>> START Input records

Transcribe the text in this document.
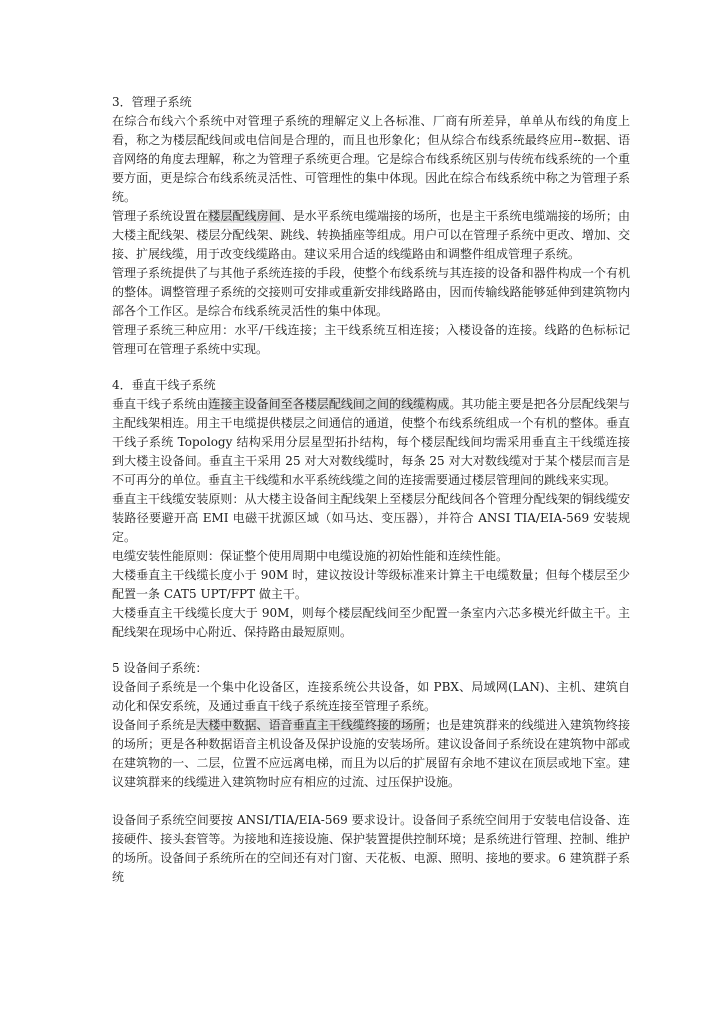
3．管理子系统

在综合布线六个系统中对管理子系统的理解定义上各标准、厂商有所差异，单单从布线的角度上看，称之为楼层配线间或电信间是合理的，而且也形象化；但从综合布线系统最终应用--数据、语音网络的角度去理解，称之为管理子系统更合理。它是综合布线系统区别与传统布线系统的一个重要方面，更是综合布线系统灵活性、可管理性的集中体现。因此在综合布线系统中称之为管理子系统。

管理子系统设置在楼层配线房间、是水平系统电缆端接的场所，也是主干系统电缆端接的场所；由大楼主配线架、楼层分配线架、跳线、转换插座等组成。用户可以在管理子系统中更改、增加、交接、扩展线缆，用于改变线缆路由。建议采用合适的线缆路由和调整件组成管理子系统。

管理子系统提供了与其他子系统连接的手段，使整个布线系统与其连接的设备和器件构成一个有机的整体。调整管理子系统的交接则可安排或重新安排线路路由，因而传输线路能够延伸到建筑物内部各个工作区。是综合布线系统灵活性的集中体现。

管理子系统三种应用：水平/干线连接；主干线系统互相连接；入楼设备的连接。线路的色标标记管理可在管理子系统中实现。

4．垂直干线子系统

垂直干线子系统由连接主设备间至各楼层配线间之间的线缆构成。其功能主要是把各分层配线架与主配线架相连。用主干电缆提供楼层之间通信的通道，使整个布线系统组成一个有机的整体。垂直干线子系统 Topology 结构采用分层星型拓扑结构，每个楼层配线间均需采用垂直主干线缆连接到大楼主设备间。垂直主干采用 25 对大对数线缆时，每条 25 对大对数线缆对于某个楼层而言是不可再分的单位。垂直主干线缆和水平系统线缆之间的连接需要通过楼层管理间的跳线来实现。

垂直主干线缆安装原则：从大楼主设备间主配线架上至楼层分配线间各个管理分配线架的铜线缆安装路径要避开高 EMI 电磁干扰源区域（如马达、变压器），并符合 ANSI TIA/EIA-569 安装规定。

电缆安装性能原则：保证整个使用周期中电缆设施的初始性能和连续性能。

大楼垂直主干线缆长度小于 90M 时，建议按设计等级标准来计算主干电缆数量；但每个楼层至少配置一条 CAT5 UPT/FPT 做主干。

大楼垂直主干线缆长度大于 90M，则每个楼层配线间至少配置一条室内六芯多模光纤做主干。主配线架在现场中心附近、保持路由最短原则。

5 设备间子系统：

设备间子系统是一个集中化设备区，连接系统公共设备，如 PBX、局域网(LAN)、主机、建筑自动化和保安系统，及通过垂直干线子系统连接至管理子系统。

设备间子系统是大楼中数据、语音垂直主干线缆终接的场所；也是建筑群来的线缆进入建筑物终接的场所；更是各种数据语音主机设备及保护设施的安装场所。建议设备间子系统设在建筑物中部或在建筑物的一、二层，位置不应远离电梯，而且为以后的扩展留有余地不建议在顶层或地下室。建议建筑群来的线缆进入建筑物时应有相应的过流、过压保护设施。

设备间子系统空间要按 ANSI/TIA/EIA-569 要求设计。设备间子系统空间用于安装电信设备、连接硬件、接头套管等。为接地和连接设施、保护装置提供控制环境；是系统进行管理、控制、维护的场所。设备间子系统所在的空间还有对门窗、天花板、电源、照明、接地的要求。6 建筑群子系统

>> END Input records

**Problem to work on:**
Output, exactly, all the records above; include no pictures.

**Output of the task:**
Transcribe the text in this document.
3．管理子系统

在综合布线六个系统中对管理子系统的理解定义上各标准、厂商有所差异，单单从布线的角度上看，称之为楼层配线间或电信间是合理的，而且也形象化；但从综合布线系统最终应用--数据、语音网络的角度去理解，称之为管理子系统更合理。它是综合布线系统区别与传统布线系统的一个重要方面，更是综合布线系统灵活性、可管理性的集中体现。因此在综合布线系统中称之为管理子系统。

管理子系统设置在楼层配线房间、是水平系统电缆端接的场所，也是主干系统电缆端接的场所；由大楼主配线架、楼层分配线架、跳线、转换插座等组成。用户可以在管理子系统中更改、增加、交接、扩展线缆，用于改变线缆路由。建议采用合适的线缆路由和调整件组成管理子系统。

管理子系统提供了与其他子系统连接的手段，使整个布线系统与其连接的设备和器件构成一个有机的整体。调整管理子系统的交接则可安排或重新安排线路路由，因而传输线路能够延伸到建筑物内部各个工作区。是综合布线系统灵活性的集中体现。

管理子系统三种应用：水平/干线连接；主干线系统互相连接；入楼设备的连接。线路的色标标记管理可在管理子系统中实现。

4．垂直干线子系统

垂直干线子系统由连接主设备间至各楼层配线间之间的线缆构成。其功能主要是把各分层配线架与主配线架相连。用主干电缆提供楼层之间通信的通道，使整个布线系统组成一个有机的整体。垂直干线子系统 Topology 结构采用分层星型拓扑结构，每个楼层配线间均需采用垂直主干线缆连接到大楼主设备间。垂直主干采用 25 对大对数线缆时，每条 25 对大对数线缆对于某个楼层而言是不可再分的单位。垂直主干线缆和水平系统线缆之间的连接需要通过楼层管理间的跳线来实现。

垂直主干线缆安装原则：从大楼主设备间主配线架上至楼层分配线间各个管理分配线架的铜线缆安装路径要避开高 EMI 电磁干扰源区域（如马达、变压器），并符合 ANSI TIA/EIA-569 安装规定。

电缆安装性能原则：保证整个使用周期中电缆设施的初始性能和连续性能。

大楼垂直主干线缆长度小于 90M 时，建议按设计等级标准来计算主干电缆数量；但每个楼层至少配置一条 CAT5 UPT/FPT 做主干。

大楼垂直主干线缆长度大于 90M，则每个楼层配线间至少配置一条室内六芯多模光纤做主干。主配线架在现场中心附近、保持路由最短原则。

5 设备间子系统：

设备间子系统是一个集中化设备区，连接系统公共设备，如 PBX、局域网(LAN)、主机、建筑自动化和保安系统，及通过垂直干线子系统连接至管理子系统。

设备间子系统是大楼中数据、语音垂直主干线缆终接的场所；也是建筑群来的线缆进入建筑物终接的场所；更是各种数据语音主机设备及保护设施的安装场所。建议设备间子系统设在建筑物中部或在建筑物的一、二层，位置不应远离电梯，而且为以后的扩展留有余地不建议在顶层或地下室。建议建筑群来的线缆进入建筑物时应有相应的过流、过压保护设施。

设备间子系统空间要按 ANSI/TIA/EIA-569 要求设计。设备间子系统空间用于安装电信设备、连接硬件、接头套管等。为接地和连接设施、保护装置提供控制环境；是系统进行管理、控制、维护的场所。设备间子系统所在的空间还有对门窗、天花板、电源、照明、接地的要求。6 建筑群子系统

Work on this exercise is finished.